Given request:
Filter this data down to the lines that hold "placeholder", and copy them.

The data:
- - - - -

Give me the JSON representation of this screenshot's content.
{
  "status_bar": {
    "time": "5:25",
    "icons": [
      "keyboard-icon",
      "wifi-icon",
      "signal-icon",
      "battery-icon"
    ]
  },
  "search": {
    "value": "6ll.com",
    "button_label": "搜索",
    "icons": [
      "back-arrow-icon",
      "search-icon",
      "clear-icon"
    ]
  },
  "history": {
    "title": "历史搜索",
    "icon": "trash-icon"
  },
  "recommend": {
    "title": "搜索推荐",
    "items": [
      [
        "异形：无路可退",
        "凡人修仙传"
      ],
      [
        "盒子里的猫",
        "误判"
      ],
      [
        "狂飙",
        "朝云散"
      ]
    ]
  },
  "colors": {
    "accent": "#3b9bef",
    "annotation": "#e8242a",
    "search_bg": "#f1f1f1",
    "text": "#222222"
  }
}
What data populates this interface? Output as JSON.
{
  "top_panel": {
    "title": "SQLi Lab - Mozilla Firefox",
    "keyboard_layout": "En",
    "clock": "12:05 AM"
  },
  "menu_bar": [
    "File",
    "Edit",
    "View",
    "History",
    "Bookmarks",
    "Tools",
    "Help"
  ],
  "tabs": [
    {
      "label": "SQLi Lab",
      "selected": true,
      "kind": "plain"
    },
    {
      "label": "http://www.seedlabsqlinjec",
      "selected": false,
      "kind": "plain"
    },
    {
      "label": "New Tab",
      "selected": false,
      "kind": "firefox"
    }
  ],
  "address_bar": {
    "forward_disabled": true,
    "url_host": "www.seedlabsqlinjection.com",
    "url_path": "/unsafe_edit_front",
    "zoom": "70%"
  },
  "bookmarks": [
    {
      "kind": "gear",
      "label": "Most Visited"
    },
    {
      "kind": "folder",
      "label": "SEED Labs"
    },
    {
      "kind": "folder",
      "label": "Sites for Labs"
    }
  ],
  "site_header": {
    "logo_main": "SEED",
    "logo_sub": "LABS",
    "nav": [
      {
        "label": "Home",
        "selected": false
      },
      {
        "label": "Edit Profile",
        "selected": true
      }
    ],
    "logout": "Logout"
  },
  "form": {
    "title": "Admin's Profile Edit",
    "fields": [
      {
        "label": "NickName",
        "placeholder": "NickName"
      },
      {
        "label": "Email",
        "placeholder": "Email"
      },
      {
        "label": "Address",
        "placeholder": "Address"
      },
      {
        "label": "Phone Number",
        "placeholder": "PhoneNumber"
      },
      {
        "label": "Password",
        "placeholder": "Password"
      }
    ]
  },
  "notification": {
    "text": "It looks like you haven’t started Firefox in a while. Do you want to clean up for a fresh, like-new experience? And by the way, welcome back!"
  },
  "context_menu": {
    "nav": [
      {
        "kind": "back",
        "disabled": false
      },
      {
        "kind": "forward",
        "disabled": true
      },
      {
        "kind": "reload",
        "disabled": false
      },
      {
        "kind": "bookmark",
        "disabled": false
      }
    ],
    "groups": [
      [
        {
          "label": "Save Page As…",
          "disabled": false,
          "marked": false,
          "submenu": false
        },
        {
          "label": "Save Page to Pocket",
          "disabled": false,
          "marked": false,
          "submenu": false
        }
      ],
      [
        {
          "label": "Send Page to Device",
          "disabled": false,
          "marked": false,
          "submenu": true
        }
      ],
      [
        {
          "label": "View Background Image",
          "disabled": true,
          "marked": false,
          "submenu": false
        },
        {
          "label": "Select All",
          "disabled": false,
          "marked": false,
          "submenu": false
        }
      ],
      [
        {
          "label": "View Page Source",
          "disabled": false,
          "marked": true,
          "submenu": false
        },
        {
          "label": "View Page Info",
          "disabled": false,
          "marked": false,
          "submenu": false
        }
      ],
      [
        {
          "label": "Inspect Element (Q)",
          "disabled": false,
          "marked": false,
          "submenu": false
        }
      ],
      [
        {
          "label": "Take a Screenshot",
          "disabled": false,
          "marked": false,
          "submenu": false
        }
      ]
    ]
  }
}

- - - - -

Answer to the exercise:
        "placeholder": "NickName"
        "placeholder": "Email"
        "placeholder": "Address"
        "placeholder": "PhoneNumber"
        "placeholder": "Password"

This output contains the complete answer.